→ **TASK INSTRUCTIONS**:
Please pick up the excerpt below about the crime drama series The Fall and keep writing it from its final sentence.

→ **PAGE EXCERPT**:
---
The Fall is a British crime drama television series filmed and set in Northern Ireland. The series is produced by Artists Studio and created by Allan Cubitt. It premiered in the Republic of Ireland on RTÉ at 9:30 pm on 12 May 2013, and in the United Kingdom on BBC Two at 9:00 pm on 13 May 2013. Starting in 2014, American streaming service Tubi TV started to release the show for U.S. viewers as exclusive original series at its launch lineup of programming. In 2020, the series now airs on Ovation (American TV channel), an American cable channel privately owned by Hubbard Broadcasting. The series stars Gillian Anderson as DSI Stella Gibson, a senior Metropolitan Police Detective and Jamie Dornan as serial killer Paul Spector.

Series overview

Episodes

Series 1 (2013)
Gillian Anderson stars in the first series of The Fall, alongside Jamie Dornan, Bronagh Waugh, Niamh McGrady, John Lynch, Archie Panjabi, Stuart Graham, Ian McElhinney, Ben Peel, Frank McCusker, Michael McElhatton, and Laura Donnelly. It started broadcast in Ireland (RTÉ) on 12 May 2013, followed by the UK broadcast (BBC) on 13 May.
---
→ **MATERIAL**:

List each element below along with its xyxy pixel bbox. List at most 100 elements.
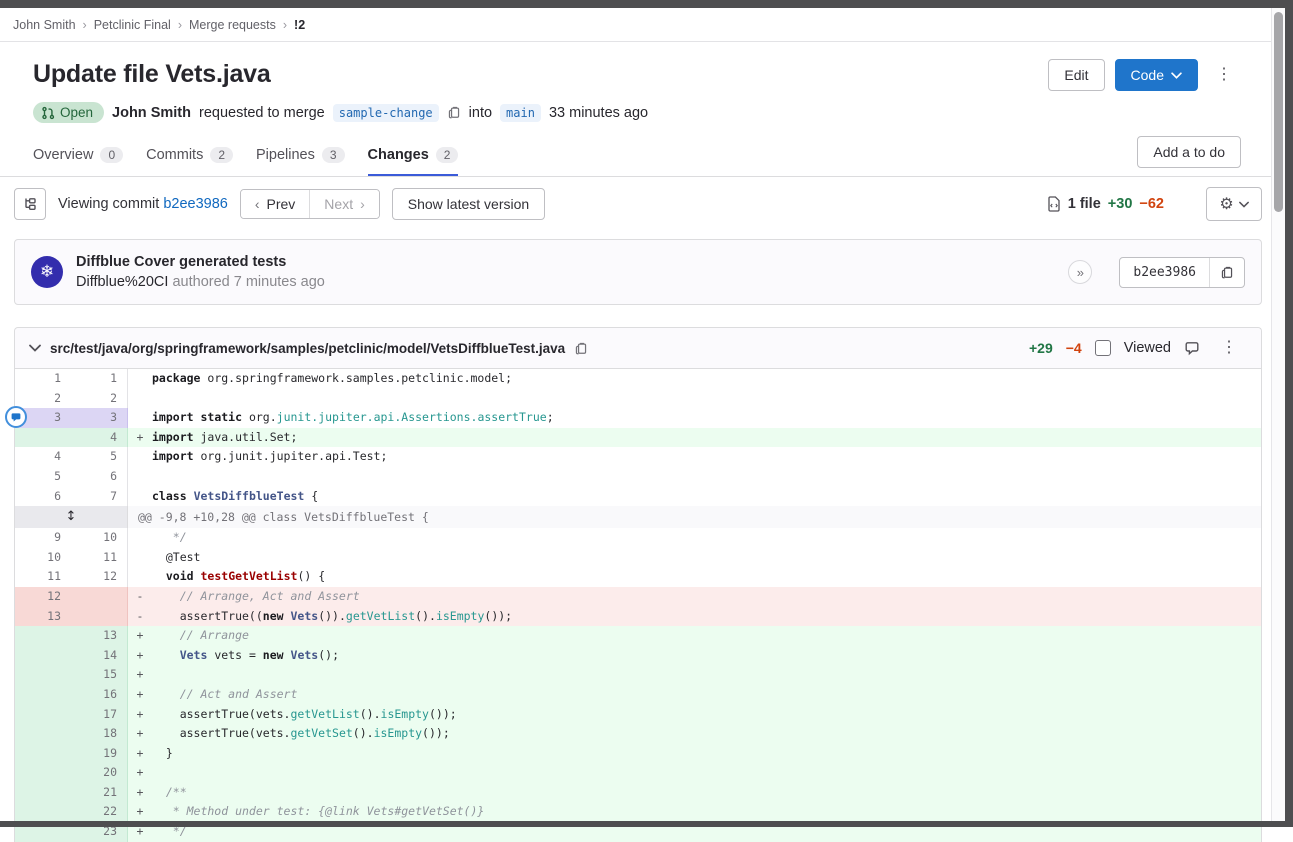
---
→ **THE ANSWER**:
Series 2 (2014)
Gillian Anderson stars in the second series of The Fall, alongside Jamie Dornan, Bronagh Waugh, Niamh McGrady, John Lynch, Archie Panjabi, Stuart Graham, Aisling Franciosi, Valene Kane, Emmett J. Scanlan, Jonjo O'Neill, Colin Morgan, Bronagh Taggart, Karen Hassan, Nick Lee, Sean McGinley, Brian Milligan, and Séainín Brennan. It started broadcast in Ireland (RTÉ) on 9 November 2014, followed by the UK broadcast (BBC) on 13 November.

Series 3 (2016)
Gillian Anderson stars in the third series of The Fall, alongside Jamie Dornan, Bronagh Waugh, John Lynch, Aisling Franciosi, Valene Kane, Jonjo O'Neill, Colin Morgan, Aisling Bea, Richard Coyle, Barry Ward, Richard Clements, Ruth Bradley, Genevieve O'Reilly, Aidan McArdle, Denise Gough, Conor MacNeill, Luke Whoriskey and Krister Henriksson. It started broadcast in Ireland (RTÉ) on 25 September 2016, followed by the UK broadcast (BBC) on 29 September.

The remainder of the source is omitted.